┌─ Data records

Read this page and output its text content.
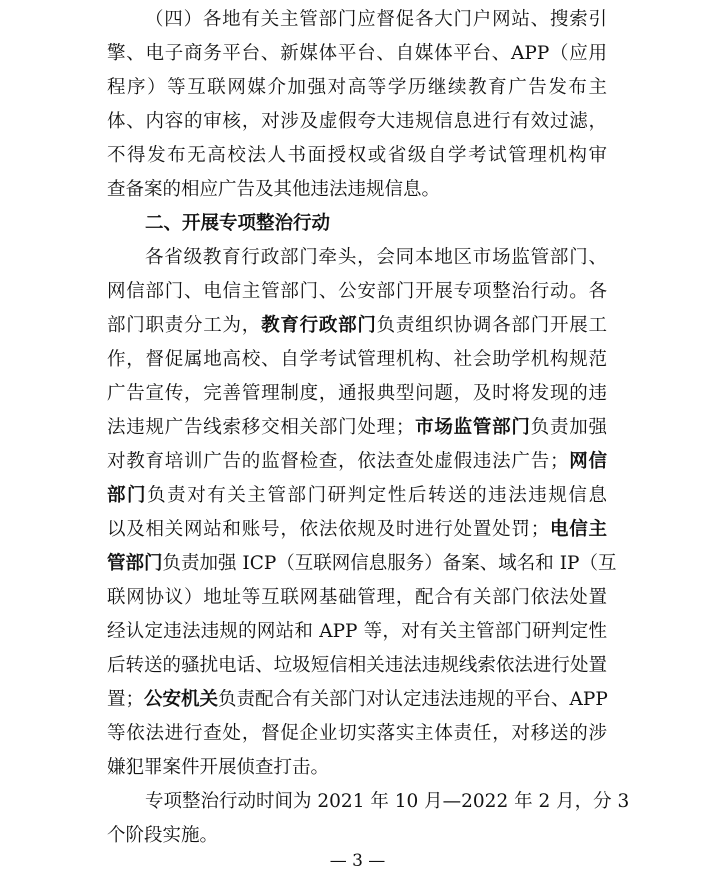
（四）各地有关主管部门应督促各大门户网站、搜索引
擎、电子商务平台、新媒体平台、自媒体平台、APP（应用
程序）等互联网媒介加强对高等学历继续教育广告发布主
体、内容的审核，对涉及虚假夸大违规信息进行有效过滤，
不得发布无高校法人书面授权或省级自学考试管理机构审
查备案的相应广告及其他违法违规信息。
二、开展专项整治行动
各省级教育行政部门牵头，会同本地区市场监管部门、
网信部门、电信主管部门、公安部门开展专项整治行动。各
部门职责分工为，教育行政部门负责组织协调各部门开展工
作，督促属地高校、自学考试管理机构、社会助学机构规范
广告宣传，完善管理制度，通报典型问题，及时将发现的违
法违规广告线索移交相关部门处理；市场监管部门负责加强
对教育培训广告的监督检查，依法查处虚假违法广告；网信
部门负责对有关主管部门研判定性后转送的违法违规信息
以及相关网站和账号，依法依规及时进行处置处罚；电信主
管部门负责加强 ICP（互联网信息服务）备案、域名和 IP（互
联网协议）地址等互联网基础管理，配合有关部门依法处置
经认定违法违规的网站和 APP 等，对有关主管部门研判定性
后转送的骚扰电话、垃圾短信相关违法违规线索依法进行处置
置；公安机关负责配合有关部门对认定违法违规的平台、APP
等依法进行查处，督促企业切实落实主体责任，对移送的涉
嫌犯罪案件开展侦查打击。
专项整治行动时间为 2021 年 10 月—2022 年 2 月，分 3
个阶段实施。
— 3 —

└─

● **Exercise**: Except for the pictures, give all the material above again verbatim.

● **Solution below**:
Read this page and output its text content.
（四）各地有关主管部门应督促各大门户网站、搜索引
擎、电子商务平台、新媒体平台、自媒体平台、APP（应用
程序）等互联网媒介加强对高等学历继续教育广告发布主
体、内容的审核，对涉及虚假夸大违规信息进行有效过滤，
不得发布无高校法人书面授权或省级自学考试管理机构审
查备案的相应广告及其他违法违规信息。
二、开展专项整治行动
各省级教育行政部门牵头，会同本地区市场监管部门、
网信部门、电信主管部门、公安部门开展专项整治行动。各
部门职责分工为，教育行政部门负责组织协调各部门开展工
作，督促属地高校、自学考试管理机构、社会助学机构规范
广告宣传，完善管理制度，通报典型问题，及时将发现的违
法违规广告线索移交相关部门处理；市场监管部门负责加强
对教育培训广告的监督检查，依法查处虚假违法广告；网信
部门负责对有关主管部门研判定性后转送的违法违规信息
以及相关网站和账号，依法依规及时进行处置处罚；电信主
管部门负责加强 ICP（互联网信息服务）备案、域名和 IP（互
联网协议）地址等互联网基础管理，配合有关部门依法处置
经认定违法违规的网站和 APP 等，对有关主管部门研判定性
后转送的骚扰电话、垃圾短信相关违法违规线索依法进行处置
置；公安机关负责配合有关部门对认定违法违规的平台、APP
等依法进行查处，督促企业切实落实主体责任，对移送的涉
嫌犯罪案件开展侦查打击。
专项整治行动时间为 2021 年 10 月—2022 年 2 月，分 3
个阶段实施。
— 3 —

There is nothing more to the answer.